**Set exercise:**
Transcribe every entry word for word, but skip the images.

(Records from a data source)
==========

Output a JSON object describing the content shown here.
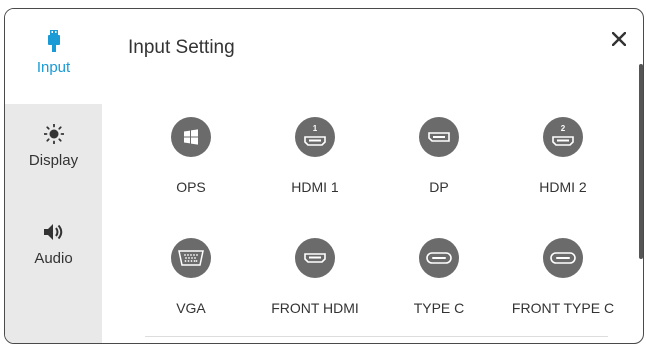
{
  "dialog": {
    "title": "Input Setting",
    "close_icon": "close-icon"
  },
  "sidebar": {
    "items": [
      {
        "label": "Input",
        "icon": "input-plug-icon",
        "active": true
      },
      {
        "label": "Display",
        "icon": "brightness-icon",
        "active": false
      },
      {
        "label": "Audio",
        "icon": "speaker-icon",
        "active": false
      }
    ]
  },
  "sources": [
    {
      "label": "OPS",
      "icon": "windows-icon"
    },
    {
      "label": "HDMI 1",
      "icon": "hdmi-icon",
      "badge": "1"
    },
    {
      "label": "DP",
      "icon": "displayport-icon"
    },
    {
      "label": "HDMI 2",
      "icon": "hdmi-icon",
      "badge": "2"
    },
    {
      "label": "VGA",
      "icon": "vga-icon"
    },
    {
      "label": "FRONT HDMI",
      "icon": "hdmi-icon"
    },
    {
      "label": "TYPE C",
      "icon": "usb-c-icon"
    },
    {
      "label": "FRONT TYPE C",
      "icon": "usb-c-icon"
    }
  ],
  "colors": {
    "accent": "#1a9bd6",
    "icon_circle": "#6b6b6b",
    "sidebar_bg": "#e9e9e9"
  }
}
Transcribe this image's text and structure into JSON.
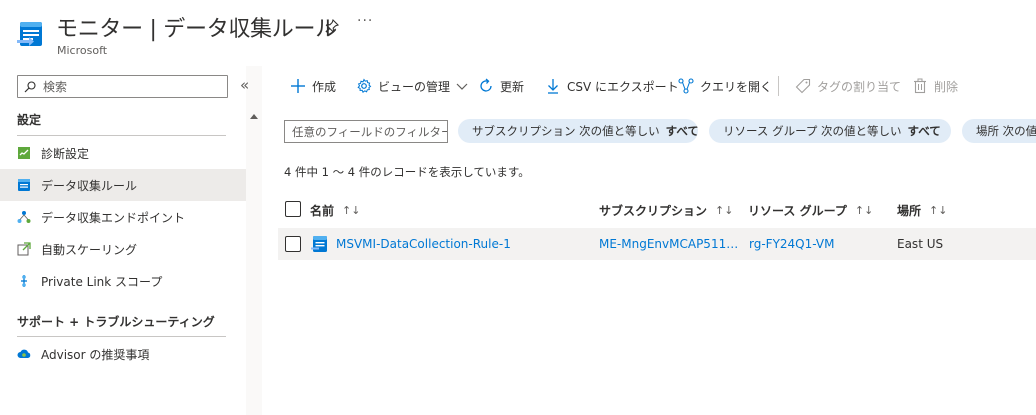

==========

**Task solution:**
Output a JSON object describing the content shown here.
{
  "dialog": {
    "title": "Input Setting",
    "close_icon": "close-icon"
  },
  "sidebar": {
    "items": [
      {
        "label": "Input",
        "icon": "input-plug-icon",
        "active": true
      },
      {
        "label": "Display",
        "icon": "brightness-icon",
        "active": false
      },
      {
        "label": "Audio",
        "icon": "speaker-icon",
        "active": false
      }
    ]
  },
  "sources": [
    {
      "label": "OPS",
      "icon": "windows-icon"
    },
    {
      "label": "HDMI 1",
      "icon": "hdmi-icon",
      "badge": "1"
    },
    {
      "label": "DP",
      "icon": "displayport-icon"
    },
    {
      "label": "HDMI 2",
      "icon": "hdmi-icon",
      "badge": "2"
    },
    {
      "label": "VGA",
      "icon": "vga-icon"
    },
    {
      "label": "FRONT HDMI",
      "icon": "hdmi-icon"
    },
    {
      "label": "TYPE C",
      "icon": "usb-c-icon"
    },
    {
      "label": "FRONT TYPE C",
      "icon": "usb-c-icon"
    }
  ],
  "colors": {
    "accent": "#1a9bd6",
    "icon_circle": "#6b6b6b",
    "sidebar_bg": "#e9e9e9"
  }
}
Transcribe this image's text and structure into JSON.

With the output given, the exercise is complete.